═════ Provided records

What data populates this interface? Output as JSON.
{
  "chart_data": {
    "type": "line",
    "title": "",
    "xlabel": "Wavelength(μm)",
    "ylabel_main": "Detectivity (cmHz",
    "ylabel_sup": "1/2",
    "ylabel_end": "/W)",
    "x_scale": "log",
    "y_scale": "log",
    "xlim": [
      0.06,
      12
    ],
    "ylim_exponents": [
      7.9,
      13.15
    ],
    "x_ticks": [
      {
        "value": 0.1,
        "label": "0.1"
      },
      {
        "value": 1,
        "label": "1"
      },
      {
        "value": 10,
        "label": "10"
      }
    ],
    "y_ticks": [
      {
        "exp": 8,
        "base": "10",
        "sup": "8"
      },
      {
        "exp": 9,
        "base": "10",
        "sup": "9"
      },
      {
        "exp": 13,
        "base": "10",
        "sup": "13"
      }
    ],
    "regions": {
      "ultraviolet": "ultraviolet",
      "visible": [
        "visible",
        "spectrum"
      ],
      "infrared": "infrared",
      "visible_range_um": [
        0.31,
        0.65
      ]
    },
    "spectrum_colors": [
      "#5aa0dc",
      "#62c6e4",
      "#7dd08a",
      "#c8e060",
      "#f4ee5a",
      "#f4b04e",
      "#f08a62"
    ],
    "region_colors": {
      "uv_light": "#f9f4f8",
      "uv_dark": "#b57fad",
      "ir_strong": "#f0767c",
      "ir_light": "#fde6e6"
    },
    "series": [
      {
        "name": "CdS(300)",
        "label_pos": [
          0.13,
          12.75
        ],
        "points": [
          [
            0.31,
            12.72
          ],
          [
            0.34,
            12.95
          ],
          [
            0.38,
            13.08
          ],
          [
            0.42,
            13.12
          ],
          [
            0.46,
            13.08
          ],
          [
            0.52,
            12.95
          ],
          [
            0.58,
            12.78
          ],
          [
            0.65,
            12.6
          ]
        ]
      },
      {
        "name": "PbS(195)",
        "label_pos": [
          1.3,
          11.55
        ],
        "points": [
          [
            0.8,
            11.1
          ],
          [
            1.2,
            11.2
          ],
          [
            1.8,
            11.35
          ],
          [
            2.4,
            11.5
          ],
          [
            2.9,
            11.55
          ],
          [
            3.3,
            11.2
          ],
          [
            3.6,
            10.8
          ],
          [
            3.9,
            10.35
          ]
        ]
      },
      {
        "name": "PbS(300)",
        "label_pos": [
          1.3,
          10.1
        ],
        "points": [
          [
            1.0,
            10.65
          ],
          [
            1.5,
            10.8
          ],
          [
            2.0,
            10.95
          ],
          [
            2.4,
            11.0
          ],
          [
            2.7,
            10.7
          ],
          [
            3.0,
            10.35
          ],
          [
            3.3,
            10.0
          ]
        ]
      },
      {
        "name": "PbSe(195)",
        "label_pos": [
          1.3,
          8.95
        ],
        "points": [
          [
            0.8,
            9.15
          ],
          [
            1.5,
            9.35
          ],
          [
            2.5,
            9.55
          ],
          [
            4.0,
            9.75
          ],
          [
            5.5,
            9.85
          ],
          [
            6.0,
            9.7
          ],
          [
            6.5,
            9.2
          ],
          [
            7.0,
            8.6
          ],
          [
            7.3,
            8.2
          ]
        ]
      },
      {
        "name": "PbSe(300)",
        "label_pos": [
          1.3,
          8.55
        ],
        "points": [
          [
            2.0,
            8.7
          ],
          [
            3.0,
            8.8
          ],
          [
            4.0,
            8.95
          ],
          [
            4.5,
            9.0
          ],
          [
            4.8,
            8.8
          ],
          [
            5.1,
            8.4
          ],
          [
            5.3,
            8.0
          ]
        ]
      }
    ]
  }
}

══════════

Without changing a word, restate the whole listing.

Task solution -
What data populates this interface? Output as JSON.
{
  "chart_data": {
    "type": "line",
    "title": "",
    "xlabel": "Wavelength(μm)",
    "ylabel_main": "Detectivity (cmHz",
    "ylabel_sup": "1/2",
    "ylabel_end": "/W)",
    "x_scale": "log",
    "y_scale": "log",
    "xlim": [
      0.06,
      12
    ],
    "ylim_exponents": [
      7.9,
      13.15
    ],
    "x_ticks": [
      {
        "value": 0.1,
        "label": "0.1"
      },
      {
        "value": 1,
        "label": "1"
      },
      {
        "value": 10,
        "label": "10"
      }
    ],
    "y_ticks": [
      {
        "exp": 8,
        "base": "10",
        "sup": "8"
      },
      {
        "exp": 9,
        "base": "10",
        "sup": "9"
      },
      {
        "exp": 13,
        "base": "10",
        "sup": "13"
      }
    ],
    "regions": {
      "ultraviolet": "ultraviolet",
      "visible": [
        "visible",
        "spectrum"
      ],
      "infrared": "infrared",
      "visible_range_um": [
        0.31,
        0.65
      ]
    },
    "spectrum_colors": [
      "#5aa0dc",
      "#62c6e4",
      "#7dd08a",
      "#c8e060",
      "#f4ee5a",
      "#f4b04e",
      "#f08a62"
    ],
    "region_colors": {
      "uv_light": "#f9f4f8",
      "uv_dark": "#b57fad",
      "ir_strong": "#f0767c",
      "ir_light": "#fde6e6"
    },
    "series": [
      {
        "name": "CdS(300)",
        "label_pos": [
          0.13,
          12.75
        ],
        "points": [
          [
            0.31,
            12.72
          ],
          [
            0.34,
            12.95
          ],
          [
            0.38,
            13.08
          ],
          [
            0.42,
            13.12
          ],
          [
            0.46,
            13.08
          ],
          [
            0.52,
            12.95
          ],
          [
            0.58,
            12.78
          ],
          [
            0.65,
            12.6
          ]
        ]
      },
      {
        "name": "PbS(195)",
        "label_pos": [
          1.3,
          11.55
        ],
        "points": [
          [
            0.8,
            11.1
          ],
          [
            1.2,
            11.2
          ],
          [
            1.8,
            11.35
          ],
          [
            2.4,
            11.5
          ],
          [
            2.9,
            11.55
          ],
          [
            3.3,
            11.2
          ],
          [
            3.6,
            10.8
          ],
          [
            3.9,
            10.35
          ]
        ]
      },
      {
        "name": "PbS(300)",
        "label_pos": [
          1.3,
          10.1
        ],
        "points": [
          [
            1.0,
            10.65
          ],
          [
            1.5,
            10.8
          ],
          [
            2.0,
            10.95
          ],
          [
            2.4,
            11.0
          ],
          [
            2.7,
            10.7
          ],
          [
            3.0,
            10.35
          ],
          [
            3.3,
            10.0
          ]
        ]
      },
      {
        "name": "PbSe(195)",
        "label_pos": [
          1.3,
          8.95
        ],
        "points": [
          [
            0.8,
            9.15
          ],
          [
            1.5,
            9.35
          ],
          [
            2.5,
            9.55
          ],
          [
            4.0,
            9.75
          ],
          [
            5.5,
            9.85
          ],
          [
            6.0,
            9.7
          ],
          [
            6.5,
            9.2
          ],
          [
            7.0,
            8.6
          ],
          [
            7.3,
            8.2
          ]
        ]
      },
      {
        "name": "PbSe(300)",
        "label_pos": [
          1.3,
          8.55
        ],
        "points": [
          [
            2.0,
            8.7
          ],
          [
            3.0,
            8.8
          ],
          [
            4.0,
            8.95
          ],
          [
            4.5,
            9.0
          ],
          [
            4.8,
            8.8
          ],
          [
            5.1,
            8.4
          ],
          [
            5.3,
            8.0
          ]
        ]
      }
    ]
  }
}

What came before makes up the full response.